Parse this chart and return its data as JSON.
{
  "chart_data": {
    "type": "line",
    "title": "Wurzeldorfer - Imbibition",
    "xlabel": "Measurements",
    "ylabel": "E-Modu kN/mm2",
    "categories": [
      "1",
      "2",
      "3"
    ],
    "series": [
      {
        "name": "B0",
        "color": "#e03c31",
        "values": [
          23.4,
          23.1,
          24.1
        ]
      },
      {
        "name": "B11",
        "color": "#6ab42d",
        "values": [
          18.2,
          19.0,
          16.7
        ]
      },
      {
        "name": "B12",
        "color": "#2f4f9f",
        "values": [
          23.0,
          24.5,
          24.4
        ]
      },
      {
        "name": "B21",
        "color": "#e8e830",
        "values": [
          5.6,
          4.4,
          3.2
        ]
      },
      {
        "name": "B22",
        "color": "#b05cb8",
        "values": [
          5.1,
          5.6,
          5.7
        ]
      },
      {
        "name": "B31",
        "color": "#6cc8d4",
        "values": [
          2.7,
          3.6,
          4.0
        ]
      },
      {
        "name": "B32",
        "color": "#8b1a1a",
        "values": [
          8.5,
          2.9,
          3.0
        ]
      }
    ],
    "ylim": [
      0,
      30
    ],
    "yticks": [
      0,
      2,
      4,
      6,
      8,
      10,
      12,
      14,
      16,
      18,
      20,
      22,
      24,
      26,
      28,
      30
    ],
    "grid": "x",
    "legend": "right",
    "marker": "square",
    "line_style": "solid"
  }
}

○ ○ ○ ○ ○

Problem:
Filter the entries down to the lines containing "color". Copy each of those lines.

Solution for this task:
        "color": "#e03c31",
        "color": "#6ab42d",
        "color": "#2f4f9f",
        "color": "#e8e830",
        "color": "#b05cb8",
        "color": "#6cc8d4",
        "color": "#8b1a1a",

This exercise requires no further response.